_What you are asked to do_
In the data below, find each line containing the string "label" and return it.

_Exercise data_
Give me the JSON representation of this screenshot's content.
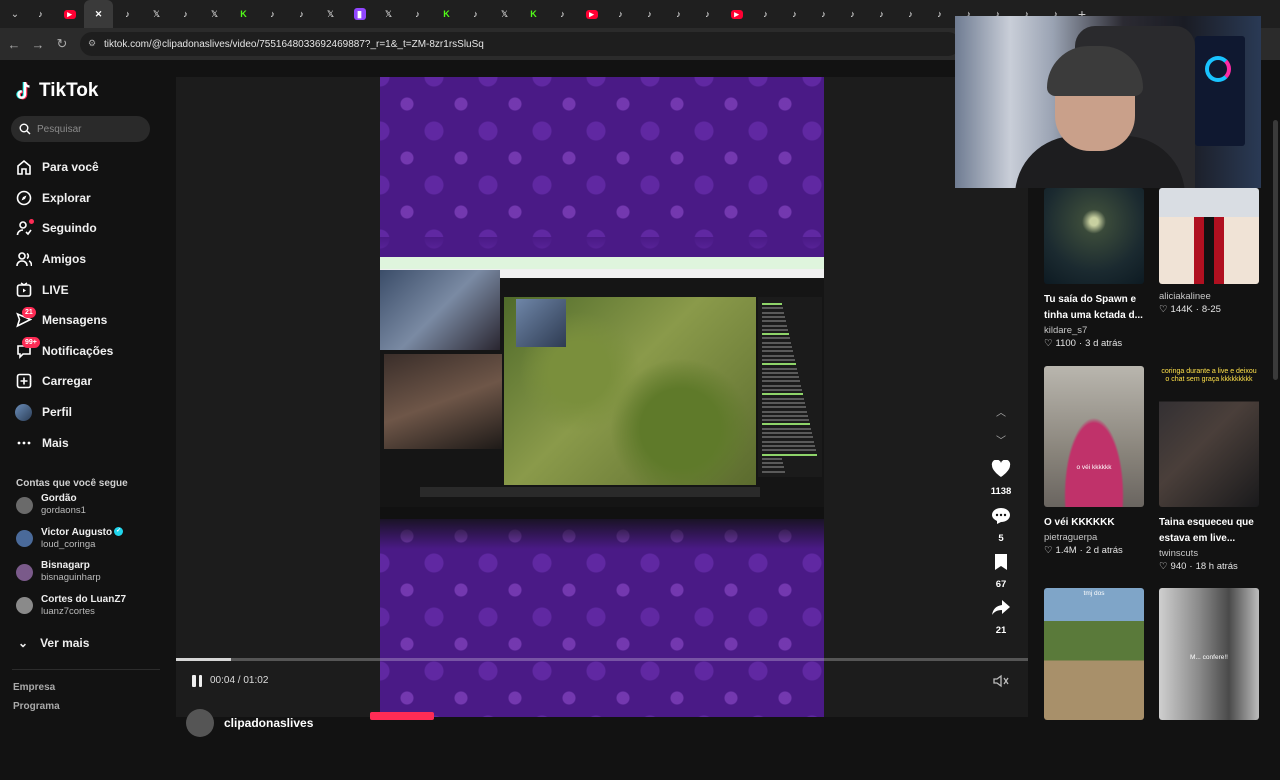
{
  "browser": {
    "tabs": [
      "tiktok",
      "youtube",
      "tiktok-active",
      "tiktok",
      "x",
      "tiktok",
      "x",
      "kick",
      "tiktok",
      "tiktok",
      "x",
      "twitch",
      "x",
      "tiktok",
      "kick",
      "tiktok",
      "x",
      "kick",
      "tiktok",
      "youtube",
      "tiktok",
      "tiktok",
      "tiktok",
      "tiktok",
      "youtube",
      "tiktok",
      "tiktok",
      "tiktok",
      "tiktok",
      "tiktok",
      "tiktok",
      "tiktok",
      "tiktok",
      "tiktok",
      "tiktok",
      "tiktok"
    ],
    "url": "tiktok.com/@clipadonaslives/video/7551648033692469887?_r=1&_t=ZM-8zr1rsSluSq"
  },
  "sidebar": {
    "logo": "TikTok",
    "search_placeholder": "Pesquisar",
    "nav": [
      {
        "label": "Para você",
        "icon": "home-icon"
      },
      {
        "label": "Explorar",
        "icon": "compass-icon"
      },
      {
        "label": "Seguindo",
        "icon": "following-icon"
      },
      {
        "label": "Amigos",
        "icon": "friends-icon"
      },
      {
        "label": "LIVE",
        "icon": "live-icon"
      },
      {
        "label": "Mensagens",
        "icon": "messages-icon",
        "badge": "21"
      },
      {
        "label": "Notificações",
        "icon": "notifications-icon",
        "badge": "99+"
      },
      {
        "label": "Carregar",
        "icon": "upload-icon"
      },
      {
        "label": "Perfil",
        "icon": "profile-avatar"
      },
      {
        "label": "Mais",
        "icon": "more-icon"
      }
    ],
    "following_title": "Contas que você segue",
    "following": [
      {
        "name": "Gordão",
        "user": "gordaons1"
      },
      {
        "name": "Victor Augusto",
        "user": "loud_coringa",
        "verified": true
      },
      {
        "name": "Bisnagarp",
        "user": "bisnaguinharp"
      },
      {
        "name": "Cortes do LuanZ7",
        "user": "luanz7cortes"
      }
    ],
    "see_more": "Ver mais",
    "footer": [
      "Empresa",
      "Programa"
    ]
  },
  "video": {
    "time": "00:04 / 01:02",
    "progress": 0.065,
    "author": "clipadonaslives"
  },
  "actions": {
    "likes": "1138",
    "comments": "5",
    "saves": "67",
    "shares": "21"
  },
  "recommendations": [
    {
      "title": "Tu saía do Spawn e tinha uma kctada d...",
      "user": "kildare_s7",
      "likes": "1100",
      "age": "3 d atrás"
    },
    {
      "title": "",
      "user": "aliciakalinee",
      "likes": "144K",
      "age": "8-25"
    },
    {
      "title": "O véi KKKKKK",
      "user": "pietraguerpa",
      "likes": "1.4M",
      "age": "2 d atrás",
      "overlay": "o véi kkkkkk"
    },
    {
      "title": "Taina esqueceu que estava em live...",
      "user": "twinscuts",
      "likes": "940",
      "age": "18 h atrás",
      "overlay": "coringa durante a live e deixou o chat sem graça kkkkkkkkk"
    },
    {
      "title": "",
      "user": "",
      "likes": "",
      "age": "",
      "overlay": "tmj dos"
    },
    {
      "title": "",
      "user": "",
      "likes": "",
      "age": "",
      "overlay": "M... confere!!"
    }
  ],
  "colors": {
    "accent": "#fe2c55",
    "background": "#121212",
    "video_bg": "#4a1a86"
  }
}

_Solution to this task_
        "label": "Para você",
        "label": "Explorar",
        "label": "Seguindo",
        "label": "Amigos",
        "label": "LIVE",
        "label": "Mensagens",
        "label": "Notificações",
        "label": "Carregar",
        "label": "Perfil",
        "label": "Mais",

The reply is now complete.